◆ **Try it**
Below are the entries; set down each of them exactly.

--- Entries provided Enclosed Below ---

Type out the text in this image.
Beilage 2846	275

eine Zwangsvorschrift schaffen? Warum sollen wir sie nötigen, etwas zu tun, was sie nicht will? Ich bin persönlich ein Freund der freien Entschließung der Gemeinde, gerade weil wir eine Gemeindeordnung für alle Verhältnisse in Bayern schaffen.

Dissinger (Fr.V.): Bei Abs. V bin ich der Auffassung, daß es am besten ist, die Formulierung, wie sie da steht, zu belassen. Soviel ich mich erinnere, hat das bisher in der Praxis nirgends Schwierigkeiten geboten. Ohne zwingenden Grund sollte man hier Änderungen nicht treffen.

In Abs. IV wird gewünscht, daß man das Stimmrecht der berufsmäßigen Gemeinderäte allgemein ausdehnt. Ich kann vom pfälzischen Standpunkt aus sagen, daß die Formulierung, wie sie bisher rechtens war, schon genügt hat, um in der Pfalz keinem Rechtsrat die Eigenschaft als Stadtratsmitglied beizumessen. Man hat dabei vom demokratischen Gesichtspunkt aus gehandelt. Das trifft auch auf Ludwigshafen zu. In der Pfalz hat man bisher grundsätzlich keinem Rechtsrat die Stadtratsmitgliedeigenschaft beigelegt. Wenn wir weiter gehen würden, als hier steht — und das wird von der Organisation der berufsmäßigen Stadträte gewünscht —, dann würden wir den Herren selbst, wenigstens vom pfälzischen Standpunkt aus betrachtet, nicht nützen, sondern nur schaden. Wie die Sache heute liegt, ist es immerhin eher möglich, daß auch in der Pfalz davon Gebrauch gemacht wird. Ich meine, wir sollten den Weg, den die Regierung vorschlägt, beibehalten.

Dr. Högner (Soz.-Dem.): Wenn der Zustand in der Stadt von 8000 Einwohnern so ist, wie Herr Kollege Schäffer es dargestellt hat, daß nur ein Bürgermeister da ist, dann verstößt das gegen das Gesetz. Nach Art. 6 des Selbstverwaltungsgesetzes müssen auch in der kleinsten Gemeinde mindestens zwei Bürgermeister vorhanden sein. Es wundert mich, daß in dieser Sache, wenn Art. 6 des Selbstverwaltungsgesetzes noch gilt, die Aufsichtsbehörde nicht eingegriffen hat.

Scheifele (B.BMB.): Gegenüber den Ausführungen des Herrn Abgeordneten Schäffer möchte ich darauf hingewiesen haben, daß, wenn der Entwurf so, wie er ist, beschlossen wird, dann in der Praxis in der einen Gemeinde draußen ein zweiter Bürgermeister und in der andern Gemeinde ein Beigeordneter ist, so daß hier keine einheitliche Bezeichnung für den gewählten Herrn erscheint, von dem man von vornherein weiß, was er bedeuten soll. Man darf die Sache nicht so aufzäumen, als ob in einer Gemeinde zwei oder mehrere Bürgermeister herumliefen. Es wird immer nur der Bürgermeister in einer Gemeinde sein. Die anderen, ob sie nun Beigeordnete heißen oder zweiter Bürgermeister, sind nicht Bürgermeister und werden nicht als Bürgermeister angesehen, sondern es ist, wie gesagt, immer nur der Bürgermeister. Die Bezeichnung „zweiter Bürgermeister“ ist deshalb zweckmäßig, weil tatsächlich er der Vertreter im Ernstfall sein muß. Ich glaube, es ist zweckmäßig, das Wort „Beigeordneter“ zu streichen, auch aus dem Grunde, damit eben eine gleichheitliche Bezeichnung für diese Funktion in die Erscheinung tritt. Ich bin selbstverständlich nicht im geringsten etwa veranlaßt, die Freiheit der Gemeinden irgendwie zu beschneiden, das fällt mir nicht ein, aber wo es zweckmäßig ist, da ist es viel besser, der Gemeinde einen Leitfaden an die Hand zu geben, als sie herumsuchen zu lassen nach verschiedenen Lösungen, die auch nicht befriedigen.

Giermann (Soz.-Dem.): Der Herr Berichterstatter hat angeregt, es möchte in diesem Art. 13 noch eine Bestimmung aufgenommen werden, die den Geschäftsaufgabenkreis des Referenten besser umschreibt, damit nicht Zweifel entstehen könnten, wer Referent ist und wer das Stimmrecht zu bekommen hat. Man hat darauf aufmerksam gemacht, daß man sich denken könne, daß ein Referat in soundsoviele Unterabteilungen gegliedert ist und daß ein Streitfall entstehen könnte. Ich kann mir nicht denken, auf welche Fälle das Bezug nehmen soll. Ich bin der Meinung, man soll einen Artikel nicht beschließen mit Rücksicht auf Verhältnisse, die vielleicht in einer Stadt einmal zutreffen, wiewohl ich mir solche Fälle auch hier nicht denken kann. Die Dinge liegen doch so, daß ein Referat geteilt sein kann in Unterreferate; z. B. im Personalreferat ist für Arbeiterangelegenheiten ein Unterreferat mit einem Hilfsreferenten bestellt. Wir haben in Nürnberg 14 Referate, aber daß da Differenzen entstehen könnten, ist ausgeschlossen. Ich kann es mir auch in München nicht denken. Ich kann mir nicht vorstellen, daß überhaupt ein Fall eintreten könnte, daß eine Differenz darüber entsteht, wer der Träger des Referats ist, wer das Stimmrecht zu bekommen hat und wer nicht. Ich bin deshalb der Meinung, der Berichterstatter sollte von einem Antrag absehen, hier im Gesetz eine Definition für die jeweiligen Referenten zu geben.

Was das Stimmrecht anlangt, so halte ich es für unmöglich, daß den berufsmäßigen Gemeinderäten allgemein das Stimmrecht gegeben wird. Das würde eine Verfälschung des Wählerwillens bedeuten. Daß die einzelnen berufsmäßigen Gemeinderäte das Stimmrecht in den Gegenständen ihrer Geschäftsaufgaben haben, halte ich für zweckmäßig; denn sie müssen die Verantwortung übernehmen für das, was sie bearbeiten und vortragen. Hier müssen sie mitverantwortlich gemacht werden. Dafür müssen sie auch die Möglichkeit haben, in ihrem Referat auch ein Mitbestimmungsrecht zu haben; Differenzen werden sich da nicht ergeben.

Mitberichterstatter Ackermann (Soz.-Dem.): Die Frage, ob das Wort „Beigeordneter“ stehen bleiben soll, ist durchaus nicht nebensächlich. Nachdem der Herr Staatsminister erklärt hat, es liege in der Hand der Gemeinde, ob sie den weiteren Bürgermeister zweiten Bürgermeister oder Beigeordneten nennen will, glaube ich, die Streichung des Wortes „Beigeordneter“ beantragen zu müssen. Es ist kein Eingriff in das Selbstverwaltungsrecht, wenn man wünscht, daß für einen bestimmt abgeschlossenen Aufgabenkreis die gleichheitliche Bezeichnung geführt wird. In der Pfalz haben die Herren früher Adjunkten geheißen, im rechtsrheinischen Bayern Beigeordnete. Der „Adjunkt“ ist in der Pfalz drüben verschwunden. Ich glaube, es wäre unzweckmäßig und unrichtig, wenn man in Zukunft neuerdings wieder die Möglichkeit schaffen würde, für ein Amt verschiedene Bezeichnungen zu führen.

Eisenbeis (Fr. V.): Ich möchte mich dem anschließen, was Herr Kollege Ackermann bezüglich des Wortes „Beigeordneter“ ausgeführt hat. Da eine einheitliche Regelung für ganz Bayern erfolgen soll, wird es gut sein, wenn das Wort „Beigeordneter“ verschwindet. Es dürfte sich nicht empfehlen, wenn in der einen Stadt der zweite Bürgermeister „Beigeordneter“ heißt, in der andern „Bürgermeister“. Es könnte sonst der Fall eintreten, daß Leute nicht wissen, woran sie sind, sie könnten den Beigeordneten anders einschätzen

--- End of Enclosed Entries provided ---

◆ **Answer area**
Type out the text in this image.
Beilage 2846	275

eine Zwangsvorschrift schaffen? Warum sollen wir sie nötigen, etwas zu tun, was sie nicht will? Ich bin persönlich ein Freund der freien Entschließung der Gemeinde, gerade weil wir eine Gemeindeordnung für alle Verhältnisse in Bayern schaffen.

Dissinger (Fr.V.): Bei Abs. V bin ich der Auffassung, daß es am besten ist, die Formulierung, wie sie da steht, zu belassen. Soviel ich mich erinnere, hat das bisher in der Praxis nirgends Schwierigkeiten geboten. Ohne zwingenden Grund sollte man hier Änderungen nicht treffen.

In Abs. IV wird gewünscht, daß man das Stimmrecht der berufsmäßigen Gemeinderäte allgemein ausdehnt. Ich kann vom pfälzischen Standpunkt aus sagen, daß die Formulierung, wie sie bisher rechtens war, schon genügt hat, um in der Pfalz keinem Rechtsrat die Eigenschaft als Stadtratsmitglied beizumessen. Man hat dabei vom demokratischen Gesichtspunkt aus gehandelt. Das trifft auch auf Ludwigshafen zu. In der Pfalz hat man bisher grundsätzlich keinem Rechtsrat die Stadtratsmitgliedeigenschaft beigelegt. Wenn wir weiter gehen würden, als hier steht — und das wird von der Organisation der berufsmäßigen Stadträte gewünscht —, dann würden wir den Herren selbst, wenigstens vom pfälzischen Standpunkt aus betrachtet, nicht nützen, sondern nur schaden. Wie die Sache heute liegt, ist es immerhin eher möglich, daß auch in der Pfalz davon Gebrauch gemacht wird. Ich meine, wir sollten den Weg, den die Regierung vorschlägt, beibehalten.

Dr. Högner (Soz.-Dem.): Wenn der Zustand in der Stadt von 8000 Einwohnern so ist, wie Herr Kollege Schäffer es dargestellt hat, daß nur ein Bürgermeister da ist, dann verstößt das gegen das Gesetz. Nach Art. 6 des Selbstverwaltungsgesetzes müssen auch in der kleinsten Gemeinde mindestens zwei Bürgermeister vorhanden sein. Es wundert mich, daß in dieser Sache, wenn Art. 6 des Selbstverwaltungsgesetzes noch gilt, die Aufsichtsbehörde nicht eingegriffen hat.

Scheifele (B.BMB.): Gegenüber den Ausführungen des Herrn Abgeordneten Schäffer möchte ich darauf hingewiesen haben, daß, wenn der Entwurf so, wie er ist, beschlossen wird, dann in der Praxis in der einen Gemeinde draußen ein zweiter Bürgermeister und in der andern Gemeinde ein Beigeordneter ist, so daß hier keine einheitliche Bezeichnung für den gewählten Herrn erscheint, von dem man von vornherein weiß, was er bedeuten soll. Man darf die Sache nicht so aufzäumen, als ob in einer Gemeinde zwei oder mehrere Bürgermeister herumliefen. Es wird immer nur der Bürgermeister in einer Gemeinde sein. Die anderen, ob sie nun Beigeordnete heißen oder zweiter Bürgermeister, sind nicht Bürgermeister und werden nicht als Bürgermeister angesehen, sondern es ist, wie gesagt, immer nur der Bürgermeister. Die Bezeichnung „zweiter Bürgermeister“ ist deshalb zweckmäßig, weil tatsächlich er der Vertreter im Ernstfall sein muß. Ich glaube, es ist zweckmäßig, das Wort „Beigeordneter“ zu streichen, auch aus dem Grunde, damit eben eine gleichheitliche Bezeichnung für diese Funktion in die Erscheinung tritt. Ich bin selbstverständlich nicht im geringsten etwa veranlaßt, die Freiheit der Gemeinden irgendwie zu beschneiden, das fällt mir nicht ein, aber wo es zweckmäßig ist, da ist es viel besser, der Gemeinde einen Leitfaden an die Hand zu geben, als sie herumsuchen zu lassen nach verschiedenen Lösungen, die auch nicht befriedigen.

Giermann (Soz.-Dem.): Der Herr Berichterstatter hat angeregt, es möchte in diesem Art. 13 noch eine Bestimmung aufgenommen werden, die den Geschäftsaufgabenkreis des Referenten besser umschreibt, damit nicht Zweifel entstehen könnten, wer Referent ist und wer das Stimmrecht zu bekommen hat. Man hat darauf aufmerksam gemacht, daß man sich denken könne, daß ein Referat in soundsoviele Unterabteilungen gegliedert ist und daß ein Streitfall entstehen könnte. Ich kann mir nicht denken, auf welche Fälle das Bezug nehmen soll. Ich bin der Meinung, man soll einen Artikel nicht beschließen mit Rücksicht auf Verhältnisse, die vielleicht in einer Stadt einmal zutreffen, wiewohl ich mir solche Fälle auch hier nicht denken kann. Die Dinge liegen doch so, daß ein Referat geteilt sein kann in Unterreferate; z. B. im Personalreferat ist für Arbeiterangelegenheiten ein Unterreferat mit einem Hilfsreferenten bestellt. Wir haben in Nürnberg 14 Referate, aber daß da Differenzen entstehen könnten, ist ausgeschlossen. Ich kann es mir auch in München nicht denken. Ich kann mir nicht vorstellen, daß überhaupt ein Fall eintreten könnte, daß eine Differenz darüber entsteht, wer der Träger des Referats ist, wer das Stimmrecht zu bekommen hat und wer nicht. Ich bin deshalb der Meinung, der Berichterstatter sollte von einem Antrag absehen, hier im Gesetz eine Definition für die jeweiligen Referenten zu geben.

Was das Stimmrecht anlangt, so halte ich es für unmöglich, daß den berufsmäßigen Gemeinderäten allgemein das Stimmrecht gegeben wird. Das würde eine Verfälschung des Wählerwillens bedeuten. Daß die einzelnen berufsmäßigen Gemeinderäte das Stimmrecht in den Gegenständen ihrer Geschäftsaufgaben haben, halte ich für zweckmäßig; denn sie müssen die Verantwortung übernehmen für das, was sie bearbeiten und vortragen. Hier müssen sie mitverantwortlich gemacht werden. Dafür müssen sie auch die Möglichkeit haben, in ihrem Referat auch ein Mitbestimmungsrecht zu haben; Differenzen werden sich da nicht ergeben.

Mitberichterstatter Ackermann (Soz.-Dem.): Die Frage, ob das Wort „Beigeordneter“ stehen bleiben soll, ist durchaus nicht nebensächlich. Nachdem der Herr Staatsminister erklärt hat, es liege in der Hand der Gemeinde, ob sie den weiteren Bürgermeister zweiten Bürgermeister oder Beigeordneten nennen will, glaube ich, die Streichung des Wortes „Beigeordneter“ beantragen zu müssen. Es ist kein Eingriff in das Selbstverwaltungsrecht, wenn man wünscht, daß für einen bestimmt abgeschlossenen Aufgabenkreis die gleichheitliche Bezeichnung geführt wird. In der Pfalz haben die Herren früher Adjunkten geheißen, im rechtsrheinischen Bayern Beigeordnete. Der „Adjunkt“ ist in der Pfalz drüben verschwunden. Ich glaube, es wäre unzweckmäßig und unrichtig, wenn man in Zukunft neuerdings wieder die Möglichkeit schaffen würde, für ein Amt verschiedene Bezeichnungen zu führen.

Eisenbeis (Fr. V.): Ich möchte mich dem anschließen, was Herr Kollege Ackermann bezüglich des Wortes „Beigeordneter“ ausgeführt hat. Da eine einheitliche Regelung für ganz Bayern erfolgen soll, wird es gut sein, wenn das Wort „Beigeordneter“ verschwindet. Es dürfte sich nicht empfehlen, wenn in der einen Stadt der zweite Bürgermeister „Beigeordneter“ heißt, in der andern „Bürgermeister“. Es könnte sonst der Fall eintreten, daß Leute nicht wissen, woran sie sind, sie könnten den Beigeordneten anders einschätzen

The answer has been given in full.